#### Text provided
I nearly fell off my little stool.
“No, you are kidding me. But...
I want to be right next to the river though,
As close to the action as I can get”, I stressed.
“Well, let me see...” she said with a little chuckle in her voice,
It's about 30 meters from the Ganges,
Has a rooftop terrace with majestic views, will that do?”
-Will that do…!

This astonishing coincidence signaled that
I was no longer living my script of lonely disconnection,
That I could once again trust,
That everything will be OK,
That I was OK now,
That the battle was over.

The next morning
The fevers that had been plaguing me for weeks on end
Were gone,
Setting me free to continue my journey,
In search of a ‘home-within’.

Smoothing the Way

The apartment building where I live at the moment.

#### Listed entries

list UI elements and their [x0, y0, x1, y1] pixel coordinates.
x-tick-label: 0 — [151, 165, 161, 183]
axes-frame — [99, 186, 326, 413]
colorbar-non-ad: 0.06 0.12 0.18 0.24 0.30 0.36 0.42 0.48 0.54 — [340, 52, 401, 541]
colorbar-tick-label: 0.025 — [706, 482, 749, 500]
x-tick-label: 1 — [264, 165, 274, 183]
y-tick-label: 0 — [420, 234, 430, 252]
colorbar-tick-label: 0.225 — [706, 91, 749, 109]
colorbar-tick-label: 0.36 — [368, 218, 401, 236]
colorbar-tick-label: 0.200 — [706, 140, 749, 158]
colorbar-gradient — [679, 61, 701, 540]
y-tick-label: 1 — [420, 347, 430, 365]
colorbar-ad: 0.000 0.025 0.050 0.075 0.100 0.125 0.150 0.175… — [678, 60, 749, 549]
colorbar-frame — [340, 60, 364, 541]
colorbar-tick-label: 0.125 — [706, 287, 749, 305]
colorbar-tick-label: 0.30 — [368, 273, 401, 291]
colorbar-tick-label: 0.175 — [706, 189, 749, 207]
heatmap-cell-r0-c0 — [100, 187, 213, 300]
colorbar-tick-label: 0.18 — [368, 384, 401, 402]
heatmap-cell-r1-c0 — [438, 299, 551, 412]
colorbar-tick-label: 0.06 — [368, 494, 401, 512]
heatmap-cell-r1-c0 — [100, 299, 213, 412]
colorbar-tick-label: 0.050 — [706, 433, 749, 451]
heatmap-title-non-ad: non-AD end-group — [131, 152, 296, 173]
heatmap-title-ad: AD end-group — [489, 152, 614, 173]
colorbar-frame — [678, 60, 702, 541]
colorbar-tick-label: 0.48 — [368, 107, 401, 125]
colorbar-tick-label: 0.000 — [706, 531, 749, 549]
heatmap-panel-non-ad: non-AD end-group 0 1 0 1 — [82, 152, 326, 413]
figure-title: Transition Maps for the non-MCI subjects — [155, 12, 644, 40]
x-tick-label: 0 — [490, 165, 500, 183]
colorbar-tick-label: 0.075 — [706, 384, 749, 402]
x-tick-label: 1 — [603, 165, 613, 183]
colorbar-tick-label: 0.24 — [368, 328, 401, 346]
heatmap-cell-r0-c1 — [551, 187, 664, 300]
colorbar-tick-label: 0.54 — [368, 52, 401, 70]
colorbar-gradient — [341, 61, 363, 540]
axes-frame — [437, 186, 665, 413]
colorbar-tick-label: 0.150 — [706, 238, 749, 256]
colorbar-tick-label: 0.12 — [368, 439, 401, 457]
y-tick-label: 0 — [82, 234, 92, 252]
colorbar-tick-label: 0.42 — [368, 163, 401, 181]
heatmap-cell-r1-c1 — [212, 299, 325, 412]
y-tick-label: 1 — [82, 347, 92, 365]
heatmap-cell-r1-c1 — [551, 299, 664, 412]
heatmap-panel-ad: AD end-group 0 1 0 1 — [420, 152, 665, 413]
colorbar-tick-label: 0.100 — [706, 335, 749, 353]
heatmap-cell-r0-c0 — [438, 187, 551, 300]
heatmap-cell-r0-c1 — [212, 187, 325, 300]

#### What you need to do
Pull out the section of the Ganges text from "This astonishing coincidence" to "battle was over.", word for word. The data plays no part in this work.

#### Completed task
This astonishing coincidence signaled that
I was no longer living my script of lonely disconnection,
That I could once again trust,
That everything will be OK,
That I was OK now,
That the battle was over.